-- Exercise goal --
Return the lines of these entries word for word, omitting the images.

Extracted records:
— BEGIN —

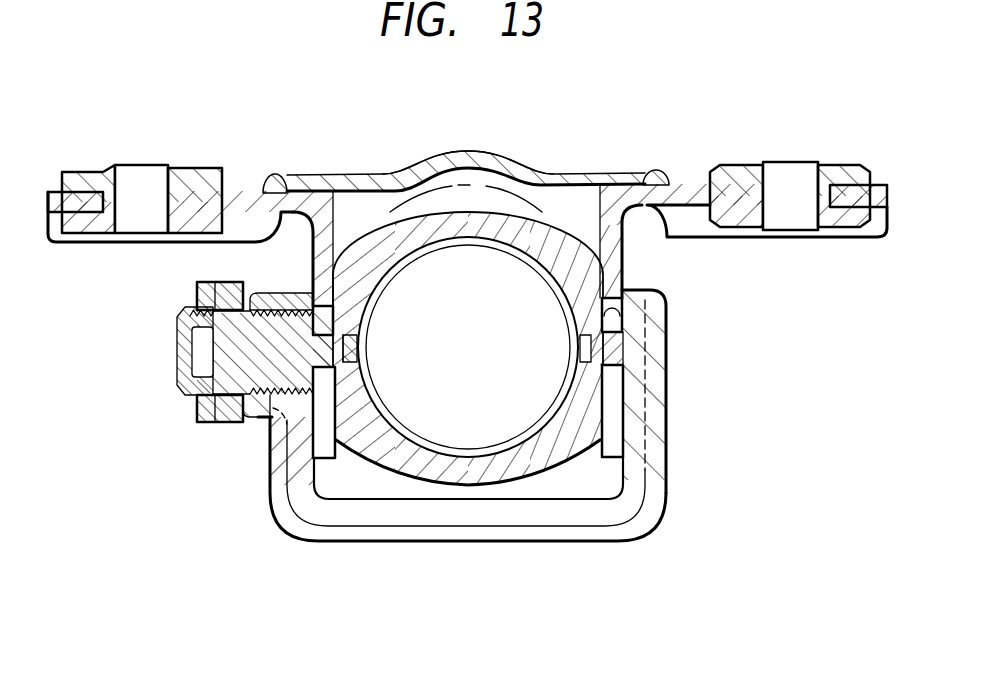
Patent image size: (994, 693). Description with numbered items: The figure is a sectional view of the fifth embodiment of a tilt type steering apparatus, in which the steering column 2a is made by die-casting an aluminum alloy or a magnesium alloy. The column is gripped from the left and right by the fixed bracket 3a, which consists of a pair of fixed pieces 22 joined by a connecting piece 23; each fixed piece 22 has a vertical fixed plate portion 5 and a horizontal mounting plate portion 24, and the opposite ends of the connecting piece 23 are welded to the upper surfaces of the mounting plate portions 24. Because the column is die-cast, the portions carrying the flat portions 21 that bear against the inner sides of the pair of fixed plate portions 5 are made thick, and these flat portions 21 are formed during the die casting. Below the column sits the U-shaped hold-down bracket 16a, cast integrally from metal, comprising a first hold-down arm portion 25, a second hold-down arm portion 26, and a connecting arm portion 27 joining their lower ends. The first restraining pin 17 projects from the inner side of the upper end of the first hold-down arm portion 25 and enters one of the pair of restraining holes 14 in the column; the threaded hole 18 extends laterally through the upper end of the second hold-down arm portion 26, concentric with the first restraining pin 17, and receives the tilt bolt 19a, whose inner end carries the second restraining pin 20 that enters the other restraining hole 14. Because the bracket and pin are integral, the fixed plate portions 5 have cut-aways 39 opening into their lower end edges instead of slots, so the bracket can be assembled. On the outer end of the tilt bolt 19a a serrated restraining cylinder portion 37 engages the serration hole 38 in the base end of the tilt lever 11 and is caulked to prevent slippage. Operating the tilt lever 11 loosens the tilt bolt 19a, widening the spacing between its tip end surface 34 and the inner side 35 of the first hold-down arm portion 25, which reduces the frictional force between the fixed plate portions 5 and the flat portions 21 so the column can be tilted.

The steering column 2a is at (550, 242).
The fixed bracket 3a is at (358, 156).
The fixed plate portions 5 is at (338, 232).
The tilt lever 11 is at (205, 403).
The restraining holes 14 is at (358, 350).
The hold-down bracket 16a is at (530, 516).
The first restraining pin 17 is at (594, 434).
The threaded hole 18 is at (250, 402).
The tilt bolt 19a is at (227, 435).
The second restraining pin 20 is at (352, 366).
The flat portions 21 is at (340, 273).
The fixed pieces 22 is at (200, 200).
The connecting piece 23 is at (482, 158).
The mounting plate portions 24 is at (248, 200).
The first hold-down arm portion 25 is at (650, 432).
The second hold-down arm portion 26 is at (288, 450).
The connecting arm portion 27 is at (443, 516).
The tip end surface 34 is at (337, 459).
The inner side 35 is at (640, 387).
The restraining cylinder portion 37 is at (180, 327).
The serration hole 38 is at (200, 360).
The cut-aways 39 is at (197, 295).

— END —

-- Solution to this problem --
Patent image size: (994, 693). Description with numbered items: The figure is a sectional view of the fifth embodiment of a tilt type steering apparatus, in which the steering column 2a is made by die-casting an aluminum alloy or a magnesium alloy. The column is gripped from the left and right by the fixed bracket 3a, which consists of a pair of fixed pieces 22 joined by a connecting piece 23; each fixed piece 22 has a vertical fixed plate portion 5 and a horizontal mounting plate portion 24, and the opposite ends of the connecting piece 23 are welded to the upper surfaces of the mounting plate portions 24. Because the column is die-cast, the portions carrying the flat portions 21 that bear against the inner sides of the pair of fixed plate portions 5 are made thick, and these flat portions 21 are formed during the die casting. Below the column sits the U-shaped hold-down bracket 16a, cast integrally from metal, comprising a first hold-down arm portion 25, a second hold-down arm portion 26, and a connecting arm portion 27 joining their lower ends. The first restraining pin 17 projects from the inner side of the upper end of the first hold-down arm portion 25 and enters one of the pair of restraining holes 14 in the column; the threaded hole 18 extends laterally through the upper end of the second hold-down arm portion 26, concentric with the first restraining pin 17, and receives the tilt bolt 19a, whose inner end carries the second restraining pin 20 that enters the other restraining hole 14. Because the bracket and pin are integral, the fixed plate portions 5 have cut-aways 39 opening into their lower end edges instead of slots, so the bracket can be assembled. On the outer end of the tilt bolt 19a a serrated restraining cylinder portion 37 engages the serration hole 38 in the base end of the tilt lever 11 and is caulked to prevent slippage. Operating the tilt lever 11 loosens the tilt bolt 19a, widening the spacing between its tip end surface 34 and the inner side 35 of the first hold-down arm portion 25, which reduces the frictional force between the fixed plate portions 5 and the flat portions 21 so the column can be tilted.

The steering column 2a is at (550, 242).
The fixed bracket 3a is at (358, 156).
The fixed plate portions 5 is at (338, 232).
The tilt lever 11 is at (205, 403).
The restraining holes 14 is at (358, 350).
The hold-down bracket 16a is at (530, 516).
The first restraining pin 17 is at (594, 434).
The threaded hole 18 is at (250, 402).
The tilt bolt 19a is at (227, 435).
The second restraining pin 20 is at (352, 366).
The flat portions 21 is at (340, 273).
The fixed pieces 22 is at (200, 200).
The connecting piece 23 is at (482, 158).
The mounting plate portions 24 is at (248, 200).
The first hold-down arm portion 25 is at (650, 432).
The second hold-down arm portion 26 is at (288, 450).
The connecting arm portion 27 is at (443, 516).
The tip end surface 34 is at (337, 459).
The inner side 35 is at (640, 387).
The restraining cylinder portion 37 is at (180, 327).
The serration hole 38 is at (200, 360).
The cut-aways 39 is at (197, 295).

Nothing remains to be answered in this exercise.